Extrait ::
****

Une vague verte qui menace de se briser
Six ans après leur percée spectaculaire lors des municipales de 2020, Les Écologistes abordent le scrutin de 2026 dans un contexte bien moins favorable. Dans un paysage politique marqué par la montée des enjeux économiques et sécuritaires, le parti dirigé par Marine Tondelier doit faire face à une double menace : la droite unie et la gauche divisée.
Un héritage écologiste fragilisé
En 2020, les écologistes avaient conquis sept grandes villes, portée par une dynamique climatique et un contexte pandémique propice. Aujourd'hui, les sondages et les observateurs prédisent un reflux de cette influence. Les mauvais résultats aux européennes de 2024, où le parti a frôlé les 5%, et les polémiques locales ont entamé leur crédibilité.
"On est beaucoup moins 'hype' qu'en 2020", regrette un responsable écologiste.

****

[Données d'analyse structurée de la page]
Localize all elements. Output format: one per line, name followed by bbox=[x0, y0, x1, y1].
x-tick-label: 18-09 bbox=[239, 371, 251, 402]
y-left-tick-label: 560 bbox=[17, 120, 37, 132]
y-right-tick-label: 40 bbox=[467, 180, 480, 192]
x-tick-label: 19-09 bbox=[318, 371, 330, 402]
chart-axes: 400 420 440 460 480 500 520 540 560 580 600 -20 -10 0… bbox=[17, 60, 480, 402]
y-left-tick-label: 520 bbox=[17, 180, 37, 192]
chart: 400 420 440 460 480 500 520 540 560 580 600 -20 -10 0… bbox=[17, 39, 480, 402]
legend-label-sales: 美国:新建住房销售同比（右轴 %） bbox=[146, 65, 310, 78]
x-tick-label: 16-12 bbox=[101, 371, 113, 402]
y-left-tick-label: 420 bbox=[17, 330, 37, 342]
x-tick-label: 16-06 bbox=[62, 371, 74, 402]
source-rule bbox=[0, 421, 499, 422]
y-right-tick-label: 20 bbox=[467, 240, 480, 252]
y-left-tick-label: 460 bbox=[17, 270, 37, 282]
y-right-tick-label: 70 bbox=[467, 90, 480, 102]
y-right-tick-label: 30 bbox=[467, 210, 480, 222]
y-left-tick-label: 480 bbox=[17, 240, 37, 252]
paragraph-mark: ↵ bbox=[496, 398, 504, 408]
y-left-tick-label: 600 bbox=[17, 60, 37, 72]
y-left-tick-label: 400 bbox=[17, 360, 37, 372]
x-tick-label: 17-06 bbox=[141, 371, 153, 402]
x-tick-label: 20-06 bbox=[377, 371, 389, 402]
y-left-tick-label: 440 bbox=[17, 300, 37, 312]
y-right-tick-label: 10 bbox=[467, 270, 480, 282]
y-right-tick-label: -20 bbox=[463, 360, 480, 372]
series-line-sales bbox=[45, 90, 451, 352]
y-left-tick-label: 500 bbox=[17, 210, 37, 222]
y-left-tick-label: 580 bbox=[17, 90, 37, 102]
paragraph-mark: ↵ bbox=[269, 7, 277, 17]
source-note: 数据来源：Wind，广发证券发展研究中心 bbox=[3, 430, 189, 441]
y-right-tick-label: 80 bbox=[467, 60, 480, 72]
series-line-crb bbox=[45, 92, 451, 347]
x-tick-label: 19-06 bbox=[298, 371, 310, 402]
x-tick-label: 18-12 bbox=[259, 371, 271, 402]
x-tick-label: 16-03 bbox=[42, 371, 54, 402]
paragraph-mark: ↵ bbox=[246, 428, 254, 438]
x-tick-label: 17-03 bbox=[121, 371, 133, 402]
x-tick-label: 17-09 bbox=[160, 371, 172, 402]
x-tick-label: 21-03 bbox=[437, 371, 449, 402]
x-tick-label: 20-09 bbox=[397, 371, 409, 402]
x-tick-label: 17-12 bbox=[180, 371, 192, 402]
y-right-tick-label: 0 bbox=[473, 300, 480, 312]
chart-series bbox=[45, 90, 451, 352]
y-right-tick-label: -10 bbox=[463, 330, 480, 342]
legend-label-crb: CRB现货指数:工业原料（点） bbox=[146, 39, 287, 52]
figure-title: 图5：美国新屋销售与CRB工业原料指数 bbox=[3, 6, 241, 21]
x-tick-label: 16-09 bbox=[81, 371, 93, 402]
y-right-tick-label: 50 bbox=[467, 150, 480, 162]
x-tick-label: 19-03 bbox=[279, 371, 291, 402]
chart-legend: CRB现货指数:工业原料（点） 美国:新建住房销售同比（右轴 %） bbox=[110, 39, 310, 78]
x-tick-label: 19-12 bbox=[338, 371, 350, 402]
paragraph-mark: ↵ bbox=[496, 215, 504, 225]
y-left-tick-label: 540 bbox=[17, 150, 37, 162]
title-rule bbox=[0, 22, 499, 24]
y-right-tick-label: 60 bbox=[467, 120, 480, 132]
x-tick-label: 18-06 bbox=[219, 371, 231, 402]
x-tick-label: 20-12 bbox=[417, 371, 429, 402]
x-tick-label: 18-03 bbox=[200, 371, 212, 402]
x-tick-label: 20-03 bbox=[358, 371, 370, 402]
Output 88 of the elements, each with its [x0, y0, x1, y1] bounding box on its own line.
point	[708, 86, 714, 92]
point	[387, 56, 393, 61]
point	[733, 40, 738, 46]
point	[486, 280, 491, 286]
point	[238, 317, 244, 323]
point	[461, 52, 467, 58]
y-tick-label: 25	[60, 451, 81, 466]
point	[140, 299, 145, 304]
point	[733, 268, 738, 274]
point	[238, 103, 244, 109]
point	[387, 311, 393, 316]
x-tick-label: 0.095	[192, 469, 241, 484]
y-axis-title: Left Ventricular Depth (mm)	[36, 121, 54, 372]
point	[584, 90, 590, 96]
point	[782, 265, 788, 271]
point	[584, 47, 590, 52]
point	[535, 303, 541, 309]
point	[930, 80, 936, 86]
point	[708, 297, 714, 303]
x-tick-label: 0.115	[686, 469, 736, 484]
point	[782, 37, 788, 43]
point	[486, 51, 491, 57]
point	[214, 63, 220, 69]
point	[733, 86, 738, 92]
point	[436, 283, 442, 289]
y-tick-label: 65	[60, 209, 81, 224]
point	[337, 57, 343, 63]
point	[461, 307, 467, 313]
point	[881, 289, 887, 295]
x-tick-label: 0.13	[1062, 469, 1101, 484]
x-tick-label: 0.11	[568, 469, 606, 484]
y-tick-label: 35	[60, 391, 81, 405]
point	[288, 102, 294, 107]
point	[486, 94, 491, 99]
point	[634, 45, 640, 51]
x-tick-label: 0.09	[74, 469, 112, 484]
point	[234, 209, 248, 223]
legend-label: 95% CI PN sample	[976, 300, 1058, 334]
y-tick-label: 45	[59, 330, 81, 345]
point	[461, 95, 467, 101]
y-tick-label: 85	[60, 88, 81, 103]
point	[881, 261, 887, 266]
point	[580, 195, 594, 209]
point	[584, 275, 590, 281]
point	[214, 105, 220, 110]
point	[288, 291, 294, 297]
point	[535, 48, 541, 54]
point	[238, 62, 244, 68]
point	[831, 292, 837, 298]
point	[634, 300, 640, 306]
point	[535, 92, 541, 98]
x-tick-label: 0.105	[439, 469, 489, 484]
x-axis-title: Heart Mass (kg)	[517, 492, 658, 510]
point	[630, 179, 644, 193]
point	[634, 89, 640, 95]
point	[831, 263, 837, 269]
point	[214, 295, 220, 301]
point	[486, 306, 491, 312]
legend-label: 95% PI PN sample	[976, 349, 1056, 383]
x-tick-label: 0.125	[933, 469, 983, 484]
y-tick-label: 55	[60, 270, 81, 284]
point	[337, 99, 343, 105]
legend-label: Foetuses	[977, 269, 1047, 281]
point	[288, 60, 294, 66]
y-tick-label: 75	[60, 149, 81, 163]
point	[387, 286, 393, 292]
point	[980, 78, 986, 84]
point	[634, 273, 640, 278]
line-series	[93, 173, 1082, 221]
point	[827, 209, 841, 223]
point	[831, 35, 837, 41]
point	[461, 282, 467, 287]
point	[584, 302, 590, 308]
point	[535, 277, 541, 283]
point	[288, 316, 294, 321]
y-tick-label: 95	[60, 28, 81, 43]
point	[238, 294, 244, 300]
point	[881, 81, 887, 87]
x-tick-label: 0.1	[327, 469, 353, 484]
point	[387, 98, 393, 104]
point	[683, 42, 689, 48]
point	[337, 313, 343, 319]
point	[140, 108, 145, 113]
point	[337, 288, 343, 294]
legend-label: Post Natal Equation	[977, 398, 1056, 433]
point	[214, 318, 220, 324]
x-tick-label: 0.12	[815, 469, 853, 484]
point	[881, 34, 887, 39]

****

Consigne ::
Recopiez à l'identique, s'il vous plaît, tout ce qui va de « Un héritage écologiste » jusqu'à « un responsable écologiste. » dans l'extrait sur les écologistes. Fondez-vous uniquement sur l'extrait.

Corrigé ::
Un héritage écologiste fragilisé
En 2020, les écologistes avaient conquis sept grandes villes, portée par une dynamique climatique et un contexte pandémique propice. Aujourd'hui, les sondages et les observateurs prédisent un reflux de cette influence. Les mauvais résultats aux européennes de 2024, où le parti a frôlé les 5%, et les polémiques locales ont entamé leur crédibilité.
"On est beaucoup moins 'hype' qu'en 2020", regrette un responsable écologiste.